* Task statement: Retype the listing that follows, word for word.

START

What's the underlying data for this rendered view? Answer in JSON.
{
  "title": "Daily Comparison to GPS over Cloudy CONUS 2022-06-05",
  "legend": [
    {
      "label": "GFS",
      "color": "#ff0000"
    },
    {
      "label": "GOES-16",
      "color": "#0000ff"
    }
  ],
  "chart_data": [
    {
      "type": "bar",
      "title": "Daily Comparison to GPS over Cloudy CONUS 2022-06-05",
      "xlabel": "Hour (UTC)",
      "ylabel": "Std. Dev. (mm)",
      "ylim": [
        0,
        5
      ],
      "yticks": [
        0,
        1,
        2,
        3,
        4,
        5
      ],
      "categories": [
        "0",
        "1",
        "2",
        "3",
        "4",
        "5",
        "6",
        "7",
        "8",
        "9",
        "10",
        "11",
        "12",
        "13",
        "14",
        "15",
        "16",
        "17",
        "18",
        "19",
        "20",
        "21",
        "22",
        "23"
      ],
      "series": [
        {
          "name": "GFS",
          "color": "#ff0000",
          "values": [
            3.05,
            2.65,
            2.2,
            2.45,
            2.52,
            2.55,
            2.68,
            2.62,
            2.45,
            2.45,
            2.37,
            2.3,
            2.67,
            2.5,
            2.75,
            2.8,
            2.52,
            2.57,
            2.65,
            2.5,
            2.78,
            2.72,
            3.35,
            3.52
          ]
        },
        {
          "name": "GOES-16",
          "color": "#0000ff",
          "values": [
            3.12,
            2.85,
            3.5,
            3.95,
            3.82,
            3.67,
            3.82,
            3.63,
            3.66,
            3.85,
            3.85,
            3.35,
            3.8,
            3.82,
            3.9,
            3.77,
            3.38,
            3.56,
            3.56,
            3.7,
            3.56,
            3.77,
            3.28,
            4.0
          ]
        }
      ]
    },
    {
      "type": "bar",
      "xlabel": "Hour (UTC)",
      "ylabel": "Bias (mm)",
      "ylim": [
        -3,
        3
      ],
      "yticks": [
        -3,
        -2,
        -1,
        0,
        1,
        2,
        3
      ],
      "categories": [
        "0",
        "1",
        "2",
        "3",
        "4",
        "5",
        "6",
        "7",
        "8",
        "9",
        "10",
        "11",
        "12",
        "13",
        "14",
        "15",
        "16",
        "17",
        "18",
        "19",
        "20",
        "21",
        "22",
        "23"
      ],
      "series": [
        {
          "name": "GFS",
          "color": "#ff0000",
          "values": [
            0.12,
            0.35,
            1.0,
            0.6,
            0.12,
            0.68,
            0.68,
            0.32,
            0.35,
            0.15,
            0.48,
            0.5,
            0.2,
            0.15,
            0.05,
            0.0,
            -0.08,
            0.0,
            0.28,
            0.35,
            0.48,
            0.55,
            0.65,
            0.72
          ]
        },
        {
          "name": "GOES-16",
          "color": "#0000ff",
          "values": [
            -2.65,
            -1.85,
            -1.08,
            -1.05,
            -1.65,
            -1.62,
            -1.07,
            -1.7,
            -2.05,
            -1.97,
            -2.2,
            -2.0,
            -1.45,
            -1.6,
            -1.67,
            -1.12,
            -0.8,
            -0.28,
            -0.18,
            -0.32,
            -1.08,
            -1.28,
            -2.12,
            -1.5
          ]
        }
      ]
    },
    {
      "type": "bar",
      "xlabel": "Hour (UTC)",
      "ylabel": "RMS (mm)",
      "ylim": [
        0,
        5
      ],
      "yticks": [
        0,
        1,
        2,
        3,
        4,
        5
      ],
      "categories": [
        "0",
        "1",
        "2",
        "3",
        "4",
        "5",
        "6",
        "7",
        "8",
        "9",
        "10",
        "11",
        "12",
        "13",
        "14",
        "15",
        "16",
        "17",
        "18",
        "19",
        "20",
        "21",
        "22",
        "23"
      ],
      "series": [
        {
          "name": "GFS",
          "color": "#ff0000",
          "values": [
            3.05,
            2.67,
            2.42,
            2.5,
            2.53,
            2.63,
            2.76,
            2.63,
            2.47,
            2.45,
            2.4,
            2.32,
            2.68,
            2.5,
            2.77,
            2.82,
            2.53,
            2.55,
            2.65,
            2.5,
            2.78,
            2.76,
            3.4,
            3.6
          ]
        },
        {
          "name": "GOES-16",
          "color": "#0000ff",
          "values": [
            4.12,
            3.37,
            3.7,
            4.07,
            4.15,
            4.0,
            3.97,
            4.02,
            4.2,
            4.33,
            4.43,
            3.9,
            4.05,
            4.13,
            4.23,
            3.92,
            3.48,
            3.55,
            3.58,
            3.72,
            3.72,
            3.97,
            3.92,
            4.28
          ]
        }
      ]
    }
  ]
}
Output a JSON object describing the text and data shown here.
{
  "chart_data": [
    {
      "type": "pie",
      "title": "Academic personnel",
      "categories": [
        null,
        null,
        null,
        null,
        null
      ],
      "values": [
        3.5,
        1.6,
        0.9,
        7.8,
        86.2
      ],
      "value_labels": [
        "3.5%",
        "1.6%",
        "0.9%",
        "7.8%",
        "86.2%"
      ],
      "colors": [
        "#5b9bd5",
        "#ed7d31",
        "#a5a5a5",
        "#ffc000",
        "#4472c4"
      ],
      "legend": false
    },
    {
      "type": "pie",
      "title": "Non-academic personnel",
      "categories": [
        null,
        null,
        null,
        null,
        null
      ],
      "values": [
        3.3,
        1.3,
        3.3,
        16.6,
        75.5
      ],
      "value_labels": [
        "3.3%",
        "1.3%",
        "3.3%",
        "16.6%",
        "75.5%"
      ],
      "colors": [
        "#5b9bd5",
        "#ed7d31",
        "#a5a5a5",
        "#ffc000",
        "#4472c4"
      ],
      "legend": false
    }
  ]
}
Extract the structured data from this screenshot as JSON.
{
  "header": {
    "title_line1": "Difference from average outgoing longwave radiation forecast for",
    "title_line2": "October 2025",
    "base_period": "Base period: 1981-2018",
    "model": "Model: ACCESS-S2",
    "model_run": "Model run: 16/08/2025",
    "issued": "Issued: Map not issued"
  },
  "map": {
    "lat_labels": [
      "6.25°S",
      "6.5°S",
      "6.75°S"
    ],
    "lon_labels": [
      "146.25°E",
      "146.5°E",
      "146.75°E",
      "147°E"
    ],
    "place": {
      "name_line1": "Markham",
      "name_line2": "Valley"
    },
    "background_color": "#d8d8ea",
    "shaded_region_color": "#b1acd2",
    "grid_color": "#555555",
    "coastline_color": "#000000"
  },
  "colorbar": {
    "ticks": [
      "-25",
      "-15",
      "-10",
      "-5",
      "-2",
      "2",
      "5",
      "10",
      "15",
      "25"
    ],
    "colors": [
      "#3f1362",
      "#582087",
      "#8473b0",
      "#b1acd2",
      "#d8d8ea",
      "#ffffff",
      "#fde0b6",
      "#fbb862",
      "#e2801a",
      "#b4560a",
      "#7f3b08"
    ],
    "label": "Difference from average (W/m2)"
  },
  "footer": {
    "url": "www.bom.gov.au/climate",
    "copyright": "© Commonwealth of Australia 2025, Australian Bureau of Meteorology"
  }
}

END

* Written answer:
What's the underlying data for this rendered view? Answer in JSON.
{
  "title": "Daily Comparison to GPS over Cloudy CONUS 2022-06-05",
  "legend": [
    {
      "label": "GFS",
      "color": "#ff0000"
    },
    {
      "label": "GOES-16",
      "color": "#0000ff"
    }
  ],
  "chart_data": [
    {
      "type": "bar",
      "title": "Daily Comparison to GPS over Cloudy CONUS 2022-06-05",
      "xlabel": "Hour (UTC)",
      "ylabel": "Std. Dev. (mm)",
      "ylim": [
        0,
        5
      ],
      "yticks": [
        0,
        1,
        2,
        3,
        4,
        5
      ],
      "categories": [
        "0",
        "1",
        "2",
        "3",
        "4",
        "5",
        "6",
        "7",
        "8",
        "9",
        "10",
        "11",
        "12",
        "13",
        "14",
        "15",
        "16",
        "17",
        "18",
        "19",
        "20",
        "21",
        "22",
        "23"
      ],
      "series": [
        {
          "name": "GFS",
          "color": "#ff0000",
          "values": [
            3.05,
            2.65,
            2.2,
            2.45,
            2.52,
            2.55,
            2.68,
            2.62,
            2.45,
            2.45,
            2.37,
            2.3,
            2.67,
            2.5,
            2.75,
            2.8,
            2.52,
            2.57,
            2.65,
            2.5,
            2.78,
            2.72,
            3.35,
            3.52
          ]
        },
        {
          "name": "GOES-16",
          "color": "#0000ff",
          "values": [
            3.12,
            2.85,
            3.5,
            3.95,
            3.82,
            3.67,
            3.82,
            3.63,
            3.66,
            3.85,
            3.85,
            3.35,
            3.8,
            3.82,
            3.9,
            3.77,
            3.38,
            3.56,
            3.56,
            3.7,
            3.56,
            3.77,
            3.28,
            4.0
          ]
        }
      ]
    },
    {
      "type": "bar",
      "xlabel": "Hour (UTC)",
      "ylabel": "Bias (mm)",
      "ylim": [
        -3,
        3
      ],
      "yticks": [
        -3,
        -2,
        -1,
        0,
        1,
        2,
        3
      ],
      "categories": [
        "0",
        "1",
        "2",
        "3",
        "4",
        "5",
        "6",
        "7",
        "8",
        "9",
        "10",
        "11",
        "12",
        "13",
        "14",
        "15",
        "16",
        "17",
        "18",
        "19",
        "20",
        "21",
        "22",
        "23"
      ],
      "series": [
        {
          "name": "GFS",
          "color": "#ff0000",
          "values": [
            0.12,
            0.35,
            1.0,
            0.6,
            0.12,
            0.68,
            0.68,
            0.32,
            0.35,
            0.15,
            0.48,
            0.5,
            0.2,
            0.15,
            0.05,
            0.0,
            -0.08,
            0.0,
            0.28,
            0.35,
            0.48,
            0.55,
            0.65,
            0.72
          ]
        },
        {
          "name": "GOES-16",
          "color": "#0000ff",
          "values": [
            -2.65,
            -1.85,
            -1.08,
            -1.05,
            -1.65,
            -1.62,
            -1.07,
            -1.7,
            -2.05,
            -1.97,
            -2.2,
            -2.0,
            -1.45,
            -1.6,
            -1.67,
            -1.12,
            -0.8,
            -0.28,
            -0.18,
            -0.32,
            -1.08,
            -1.28,
            -2.12,
            -1.5
          ]
        }
      ]
    },
    {
      "type": "bar",
      "xlabel": "Hour (UTC)",
      "ylabel": "RMS (mm)",
      "ylim": [
        0,
        5
      ],
      "yticks": [
        0,
        1,
        2,
        3,
        4,
        5
      ],
      "categories": [
        "0",
        "1",
        "2",
        "3",
        "4",
        "5",
        "6",
        "7",
        "8",
        "9",
        "10",
        "11",
        "12",
        "13",
        "14",
        "15",
        "16",
        "17",
        "18",
        "19",
        "20",
        "21",
        "22",
        "23"
      ],
      "series": [
        {
          "name": "GFS",
          "color": "#ff0000",
          "values": [
            3.05,
            2.67,
            2.42,
            2.5,
            2.53,
            2.63,
            2.76,
            2.63,
            2.47,
            2.45,
            2.4,
            2.32,
            2.68,
            2.5,
            2.77,
            2.82,
            2.53,
            2.55,
            2.65,
            2.5,
            2.78,
            2.76,
            3.4,
            3.6
          ]
        },
        {
          "name": "GOES-16",
          "color": "#0000ff",
          "values": [
            4.12,
            3.37,
            3.7,
            4.07,
            4.15,
            4.0,
            3.97,
            4.02,
            4.2,
            4.33,
            4.43,
            3.9,
            4.05,
            4.13,
            4.23,
            3.92,
            3.48,
            3.55,
            3.58,
            3.72,
            3.72,
            3.97,
            3.92,
            4.28
          ]
        }
      ]
    }
  ]
}
Output a JSON object describing the text and data shown here.
{
  "chart_data": [
    {
      "type": "pie",
      "title": "Academic personnel",
      "categories": [
        null,
        null,
        null,
        null,
        null
      ],
      "values": [
        3.5,
        1.6,
        0.9,
        7.8,
        86.2
      ],
      "value_labels": [
        "3.5%",
        "1.6%",
        "0.9%",
        "7.8%",
        "86.2%"
      ],
      "colors": [
        "#5b9bd5",
        "#ed7d31",
        "#a5a5a5",
        "#ffc000",
        "#4472c4"
      ],
      "legend": false
    },
    {
      "type": "pie",
      "title": "Non-academic personnel",
      "categories": [
        null,
        null,
        null,
        null,
        null
      ],
      "values": [
        3.3,
        1.3,
        3.3,
        16.6,
        75.5
      ],
      "value_labels": [
        "3.3%",
        "1.3%",
        "3.3%",
        "16.6%",
        "75.5%"
      ],
      "colors": [
        "#5b9bd5",
        "#ed7d31",
        "#a5a5a5",
        "#ffc000",
        "#4472c4"
      ],
      "legend": false
    }
  ]
}
Extract the structured data from this screenshot as JSON.
{
  "header": {
    "title_line1": "Difference from average outgoing longwave radiation forecast for",
    "title_line2": "October 2025",
    "base_period": "Base period: 1981-2018",
    "model": "Model: ACCESS-S2",
    "model_run": "Model run: 16/08/2025",
    "issued": "Issued: Map not issued"
  },
  "map": {
    "lat_labels": [
      "6.25°S",
      "6.5°S",
      "6.75°S"
    ],
    "lon_labels": [
      "146.25°E",
      "146.5°E",
      "146.75°E",
      "147°E"
    ],
    "place": {
      "name_line1": "Markham",
      "name_line2": "Valley"
    },
    "background_color": "#d8d8ea",
    "shaded_region_color": "#b1acd2",
    "grid_color": "#555555",
    "coastline_color": "#000000"
  },
  "colorbar": {
    "ticks": [
      "-25",
      "-15",
      "-10",
      "-5",
      "-2",
      "2",
      "5",
      "10",
      "15",
      "25"
    ],
    "colors": [
      "#3f1362",
      "#582087",
      "#8473b0",
      "#b1acd2",
      "#d8d8ea",
      "#ffffff",
      "#fde0b6",
      "#fbb862",
      "#e2801a",
      "#b4560a",
      "#7f3b08"
    ],
    "label": "Difference from average (W/m2)"
  },
  "footer": {
    "url": "www.bom.gov.au/climate",
    "copyright": "© Commonwealth of Australia 2025, Australian Bureau of Meteorology"
  }
}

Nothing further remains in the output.